DATA LINES
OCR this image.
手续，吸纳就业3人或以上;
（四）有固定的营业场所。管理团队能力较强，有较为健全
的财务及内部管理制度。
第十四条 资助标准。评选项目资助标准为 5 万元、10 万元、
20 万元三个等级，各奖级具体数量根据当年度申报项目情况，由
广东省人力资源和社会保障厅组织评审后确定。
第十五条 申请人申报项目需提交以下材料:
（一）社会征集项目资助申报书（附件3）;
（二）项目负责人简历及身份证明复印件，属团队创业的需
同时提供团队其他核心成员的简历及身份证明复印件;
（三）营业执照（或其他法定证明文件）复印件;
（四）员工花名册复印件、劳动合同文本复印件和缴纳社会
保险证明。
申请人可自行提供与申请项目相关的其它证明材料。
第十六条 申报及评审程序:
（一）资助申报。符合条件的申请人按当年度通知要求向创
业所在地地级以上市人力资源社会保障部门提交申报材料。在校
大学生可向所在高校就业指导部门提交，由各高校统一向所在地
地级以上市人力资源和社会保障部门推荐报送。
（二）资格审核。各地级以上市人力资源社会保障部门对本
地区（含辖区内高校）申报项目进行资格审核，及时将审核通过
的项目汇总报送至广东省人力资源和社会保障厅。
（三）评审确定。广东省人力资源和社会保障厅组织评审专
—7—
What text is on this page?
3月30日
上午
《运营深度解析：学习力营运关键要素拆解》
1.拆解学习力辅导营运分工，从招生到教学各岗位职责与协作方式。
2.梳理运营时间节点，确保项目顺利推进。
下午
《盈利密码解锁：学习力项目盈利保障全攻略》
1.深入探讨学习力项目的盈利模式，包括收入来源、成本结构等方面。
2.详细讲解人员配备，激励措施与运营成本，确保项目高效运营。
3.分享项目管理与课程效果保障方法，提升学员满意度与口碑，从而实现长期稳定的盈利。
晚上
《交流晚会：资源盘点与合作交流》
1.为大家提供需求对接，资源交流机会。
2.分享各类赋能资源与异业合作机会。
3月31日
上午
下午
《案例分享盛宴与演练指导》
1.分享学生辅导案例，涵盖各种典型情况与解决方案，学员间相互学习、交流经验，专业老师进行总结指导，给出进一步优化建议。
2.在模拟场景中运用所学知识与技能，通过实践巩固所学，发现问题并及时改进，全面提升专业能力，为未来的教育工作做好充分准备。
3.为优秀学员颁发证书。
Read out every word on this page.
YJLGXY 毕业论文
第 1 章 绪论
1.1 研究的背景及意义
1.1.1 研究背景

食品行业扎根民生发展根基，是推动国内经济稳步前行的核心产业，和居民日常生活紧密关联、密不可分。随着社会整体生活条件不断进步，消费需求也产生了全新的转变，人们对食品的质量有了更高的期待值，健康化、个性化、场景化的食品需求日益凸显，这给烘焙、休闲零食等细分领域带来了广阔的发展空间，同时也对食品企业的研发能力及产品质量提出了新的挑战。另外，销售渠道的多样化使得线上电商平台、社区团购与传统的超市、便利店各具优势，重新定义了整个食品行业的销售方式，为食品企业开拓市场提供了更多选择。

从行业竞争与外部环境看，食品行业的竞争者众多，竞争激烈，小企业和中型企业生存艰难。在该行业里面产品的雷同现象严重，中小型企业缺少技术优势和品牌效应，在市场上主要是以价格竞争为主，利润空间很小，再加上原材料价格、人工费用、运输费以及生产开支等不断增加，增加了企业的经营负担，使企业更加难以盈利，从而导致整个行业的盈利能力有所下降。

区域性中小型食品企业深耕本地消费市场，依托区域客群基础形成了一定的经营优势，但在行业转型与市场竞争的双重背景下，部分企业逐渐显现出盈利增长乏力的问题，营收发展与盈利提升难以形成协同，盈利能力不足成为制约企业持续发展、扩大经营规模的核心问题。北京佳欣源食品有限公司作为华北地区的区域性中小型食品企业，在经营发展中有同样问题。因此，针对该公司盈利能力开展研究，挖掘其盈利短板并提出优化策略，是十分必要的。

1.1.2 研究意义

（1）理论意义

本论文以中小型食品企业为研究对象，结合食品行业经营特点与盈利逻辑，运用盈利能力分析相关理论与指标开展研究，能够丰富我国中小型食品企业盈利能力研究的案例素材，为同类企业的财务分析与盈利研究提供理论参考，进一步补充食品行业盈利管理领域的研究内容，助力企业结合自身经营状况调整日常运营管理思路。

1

GIVEN INSTRUCTION
Return the material in full, exactly as shown.

FINAL RESULT
OCR this image.
手续，吸纳就业3人或以上;
（四）有固定的营业场所。管理团队能力较强，有较为健全
的财务及内部管理制度。
第十四条 资助标准。评选项目资助标准为 5 万元、10 万元、
20 万元三个等级，各奖级具体数量根据当年度申报项目情况，由
广东省人力资源和社会保障厅组织评审后确定。
第十五条 申请人申报项目需提交以下材料:
（一）社会征集项目资助申报书（附件3）;
（二）项目负责人简历及身份证明复印件，属团队创业的需
同时提供团队其他核心成员的简历及身份证明复印件;
（三）营业执照（或其他法定证明文件）复印件;
（四）员工花名册复印件、劳动合同文本复印件和缴纳社会
保险证明。
申请人可自行提供与申请项目相关的其它证明材料。
第十六条 申报及评审程序:
（一）资助申报。符合条件的申请人按当年度通知要求向创
业所在地地级以上市人力资源社会保障部门提交申报材料。在校
大学生可向所在高校就业指导部门提交，由各高校统一向所在地
地级以上市人力资源和社会保障部门推荐报送。
（二）资格审核。各地级以上市人力资源社会保障部门对本
地区（含辖区内高校）申报项目进行资格审核，及时将审核通过
的项目汇总报送至广东省人力资源和社会保障厅。
（三）评审确定。广东省人力资源和社会保障厅组织评审专
—7—
What text is on this page?
3月30日
上午
《运营深度解析：学习力营运关键要素拆解》
1.拆解学习力辅导营运分工，从招生到教学各岗位职责与协作方式。
2.梳理运营时间节点，确保项目顺利推进。
下午
《盈利密码解锁：学习力项目盈利保障全攻略》
1.深入探讨学习力项目的盈利模式，包括收入来源、成本结构等方面。
2.详细讲解人员配备，激励措施与运营成本，确保项目高效运营。
3.分享项目管理与课程效果保障方法，提升学员满意度与口碑，从而实现长期稳定的盈利。
晚上
《交流晚会：资源盘点与合作交流》
1.为大家提供需求对接，资源交流机会。
2.分享各类赋能资源与异业合作机会。
3月31日
上午
下午
《案例分享盛宴与演练指导》
1.分享学生辅导案例，涵盖各种典型情况与解决方案，学员间相互学习、交流经验，专业老师进行总结指导，给出进一步优化建议。
2.在模拟场景中运用所学知识与技能，通过实践巩固所学，发现问题并及时改进，全面提升专业能力，为未来的教育工作做好充分准备。
3.为优秀学员颁发证书。
Read out every word on this page.
YJLGXY 毕业论文
第 1 章 绪论
1.1 研究的背景及意义
1.1.1 研究背景

食品行业扎根民生发展根基，是推动国内经济稳步前行的核心产业，和居民日常生活紧密关联、密不可分。随着社会整体生活条件不断进步，消费需求也产生了全新的转变，人们对食品的质量有了更高的期待值，健康化、个性化、场景化的食品需求日益凸显，这给烘焙、休闲零食等细分领域带来了广阔的发展空间，同时也对食品企业的研发能力及产品质量提出了新的挑战。另外，销售渠道的多样化使得线上电商平台、社区团购与传统的超市、便利店各具优势，重新定义了整个食品行业的销售方式，为食品企业开拓市场提供了更多选择。

从行业竞争与外部环境看，食品行业的竞争者众多，竞争激烈，小企业和中型企业生存艰难。在该行业里面产品的雷同现象严重，中小型企业缺少技术优势和品牌效应，在市场上主要是以价格竞争为主，利润空间很小，再加上原材料价格、人工费用、运输费以及生产开支等不断增加，增加了企业的经营负担，使企业更加难以盈利，从而导致整个行业的盈利能力有所下降。

区域性中小型食品企业深耕本地消费市场，依托区域客群基础形成了一定的经营优势，但在行业转型与市场竞争的双重背景下，部分企业逐渐显现出盈利增长乏力的问题，营收发展与盈利提升难以形成协同，盈利能力不足成为制约企业持续发展、扩大经营规模的核心问题。北京佳欣源食品有限公司作为华北地区的区域性中小型食品企业，在经营发展中有同样问题。因此，针对该公司盈利能力开展研究，挖掘其盈利短板并提出优化策略，是十分必要的。

1.1.2 研究意义

（1）理论意义

本论文以中小型食品企业为研究对象，结合食品行业经营特点与盈利逻辑，运用盈利能力分析相关理论与指标开展研究，能够丰富我国中小型食品企业盈利能力研究的案例素材，为同类企业的财务分析与盈利研究提供理论参考，进一步补充食品行业盈利管理领域的研究内容，助力企业结合自身经营状况调整日常运营管理思路。

1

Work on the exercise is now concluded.